--- DIRECTIVE ---
Below are some records: retype them all exactly, but not the pictures.

[Rows from a figure dataset]
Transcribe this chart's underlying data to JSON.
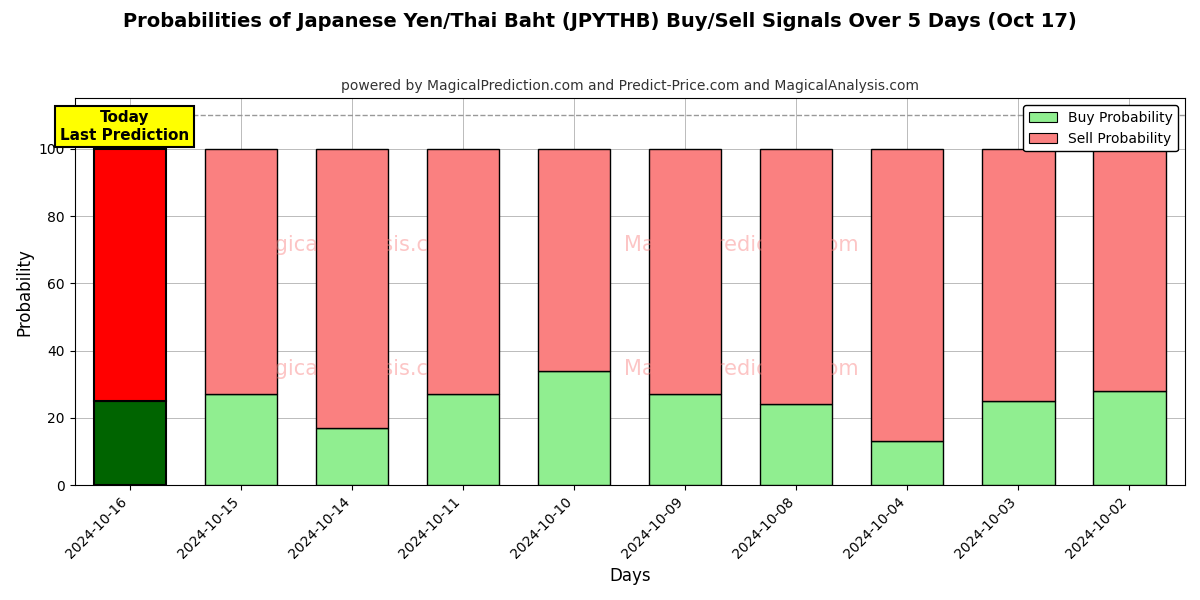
{
  "title": "Probabilities of Japanese Yen/Thai Baht (JPYTHB) Buy/Sell Signals Over 5 Days (Oct 17)",
  "subtitle": "powered by MagicalPrediction.com and Predict-Price.com and MagicalAnalysis.com",
  "xlabel": "Days",
  "ylabel": "Probability",
  "dates": [
    "2024-10-16",
    "2024-10-15",
    "2024-10-14",
    "2024-10-11",
    "2024-10-10",
    "2024-10-09",
    "2024-10-08",
    "2024-10-04",
    "2024-10-03",
    "2024-10-02"
  ],
  "buy_values": [
    25,
    27,
    17,
    27,
    34,
    27,
    24,
    13,
    25,
    28
  ],
  "sell_values": [
    75,
    73,
    83,
    73,
    66,
    73,
    76,
    87,
    75,
    72
  ],
  "today_bar_buy_color": "#006400",
  "today_bar_sell_color": "#ff0000",
  "other_buy_color": "#90EE90",
  "other_sell_color": "#FA8080",
  "today_annotation_text": "Today\nLast Prediction",
  "today_annotation_bg": "#ffff00",
  "dashed_line_y": 110,
  "ylim": [
    0,
    115
  ],
  "yticks": [
    0,
    20,
    40,
    60,
    80,
    100
  ],
  "legend_buy_label": "Buy Probability",
  "legend_sell_label": "Sell Probability",
  "bar_edge_color": "#000000",
  "bar_linewidth": 1.0,
  "grid_color": "#bbbbbb",
  "background_color": "#ffffff"
}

--- SOLUTION FOR THIS PROBLEM ---
Transcribe this chart's underlying data to JSON.
{
  "title": "Probabilities of Japanese Yen/Thai Baht (JPYTHB) Buy/Sell Signals Over 5 Days (Oct 17)",
  "subtitle": "powered by MagicalPrediction.com and Predict-Price.com and MagicalAnalysis.com",
  "xlabel": "Days",
  "ylabel": "Probability",
  "dates": [
    "2024-10-16",
    "2024-10-15",
    "2024-10-14",
    "2024-10-11",
    "2024-10-10",
    "2024-10-09",
    "2024-10-08",
    "2024-10-04",
    "2024-10-03",
    "2024-10-02"
  ],
  "buy_values": [
    25,
    27,
    17,
    27,
    34,
    27,
    24,
    13,
    25,
    28
  ],
  "sell_values": [
    75,
    73,
    83,
    73,
    66,
    73,
    76,
    87,
    75,
    72
  ],
  "today_bar_buy_color": "#006400",
  "today_bar_sell_color": "#ff0000",
  "other_buy_color": "#90EE90",
  "other_sell_color": "#FA8080",
  "today_annotation_text": "Today\nLast Prediction",
  "today_annotation_bg": "#ffff00",
  "dashed_line_y": 110,
  "ylim": [
    0,
    115
  ],
  "yticks": [
    0,
    20,
    40,
    60,
    80,
    100
  ],
  "legend_buy_label": "Buy Probability",
  "legend_sell_label": "Sell Probability",
  "bar_edge_color": "#000000",
  "bar_linewidth": 1.0,
  "grid_color": "#bbbbbb",
  "background_color": "#ffffff"
}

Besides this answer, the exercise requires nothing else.